───── Excerpted records

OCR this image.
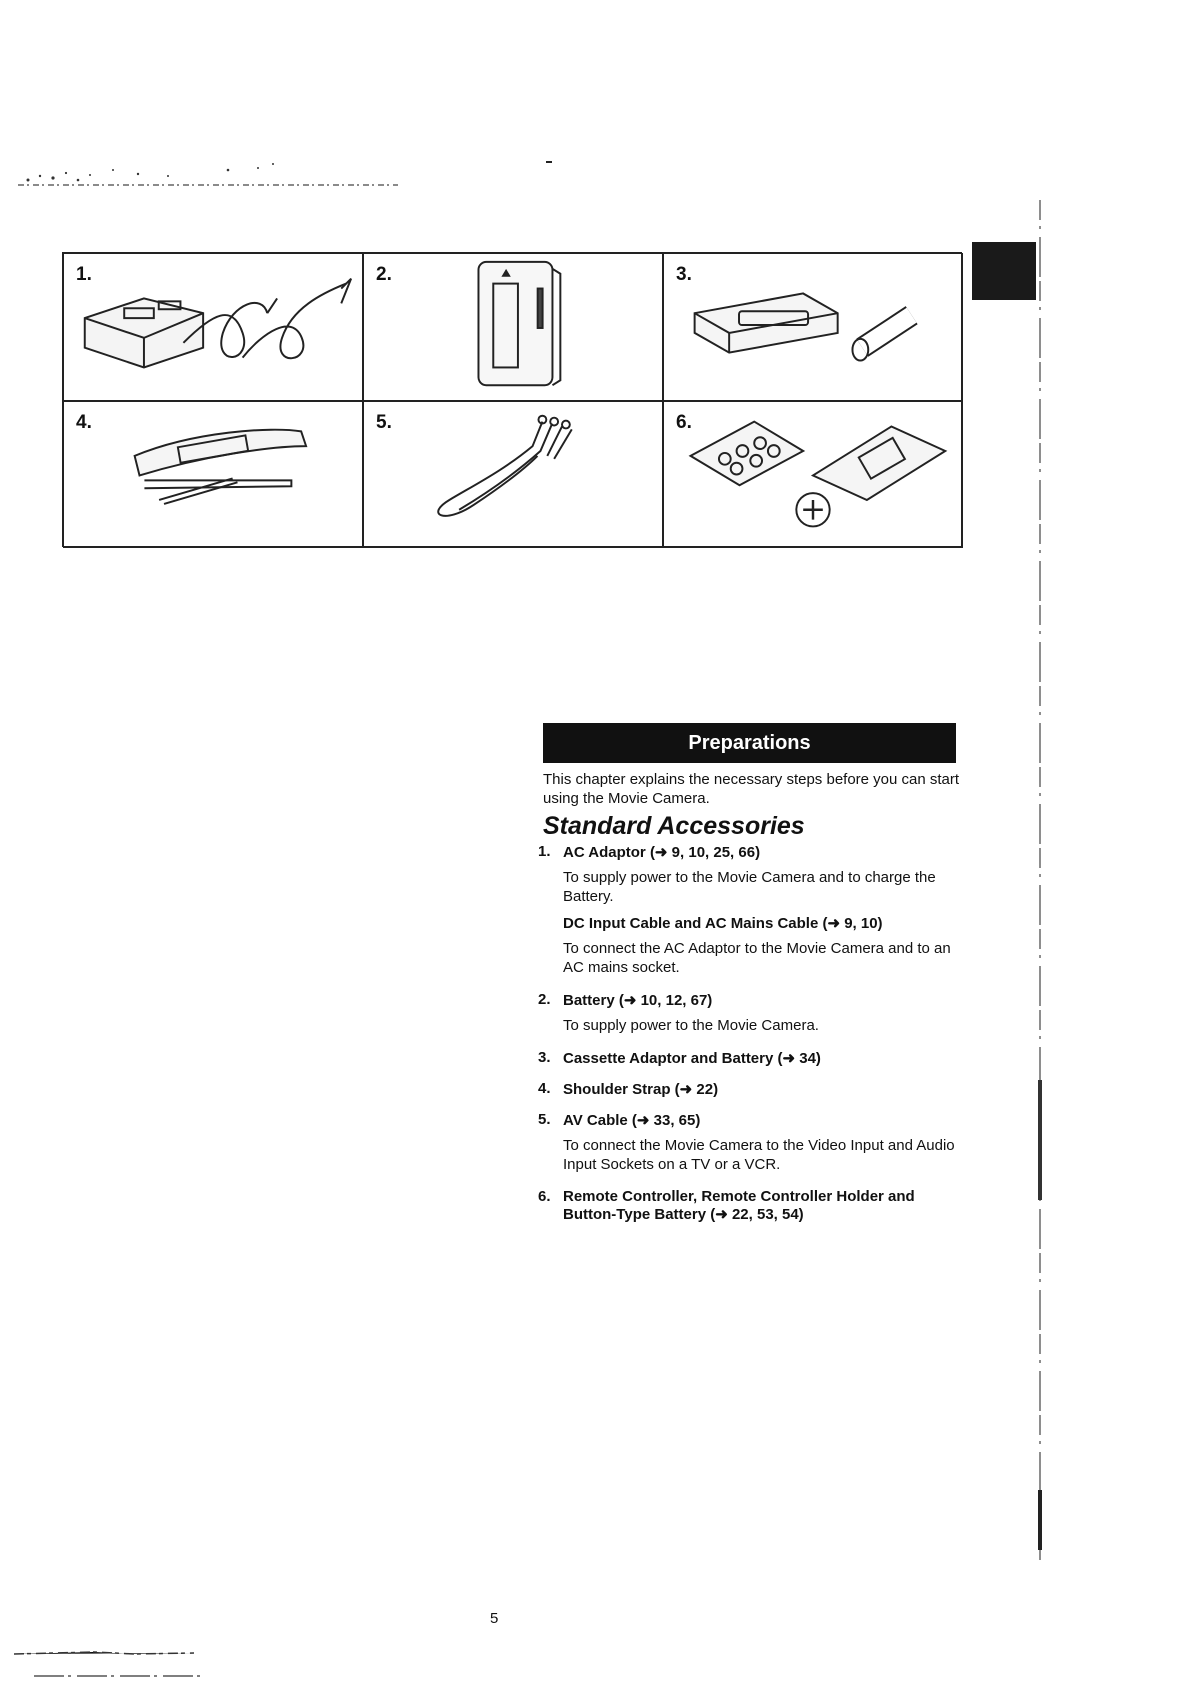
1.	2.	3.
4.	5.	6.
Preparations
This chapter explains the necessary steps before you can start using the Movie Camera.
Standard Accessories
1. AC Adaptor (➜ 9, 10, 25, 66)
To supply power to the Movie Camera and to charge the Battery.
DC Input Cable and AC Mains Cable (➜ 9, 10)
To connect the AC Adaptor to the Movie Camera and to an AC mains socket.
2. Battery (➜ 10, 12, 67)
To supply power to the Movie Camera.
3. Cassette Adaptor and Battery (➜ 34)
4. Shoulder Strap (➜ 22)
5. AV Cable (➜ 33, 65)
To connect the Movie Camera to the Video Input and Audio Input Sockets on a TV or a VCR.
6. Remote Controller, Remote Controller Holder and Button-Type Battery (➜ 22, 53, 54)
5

──────────

Retype every record above exactly as written, but leave out the pictures.

## Response to this task:
OCR this image.
1.	2.	3.
4.	5.	6.
Preparations
This chapter explains the necessary steps before you can start using the Movie Camera.
Standard Accessories
1. AC Adaptor (➜ 9, 10, 25, 66)
To supply power to the Movie Camera and to charge the Battery.
DC Input Cable and AC Mains Cable (➜ 9, 10)
To connect the AC Adaptor to the Movie Camera and to an AC mains socket.
2. Battery (➜ 10, 12, 67)
To supply power to the Movie Camera.
3. Cassette Adaptor and Battery (➜ 34)
4. Shoulder Strap (➜ 22)
5. AV Cable (➜ 33, 65)
To connect the Movie Camera to the Video Input and Audio Input Sockets on a TV or a VCR.
6. Remote Controller, Remote Controller Holder and Button-Type Battery (➜ 22, 53, 54)
5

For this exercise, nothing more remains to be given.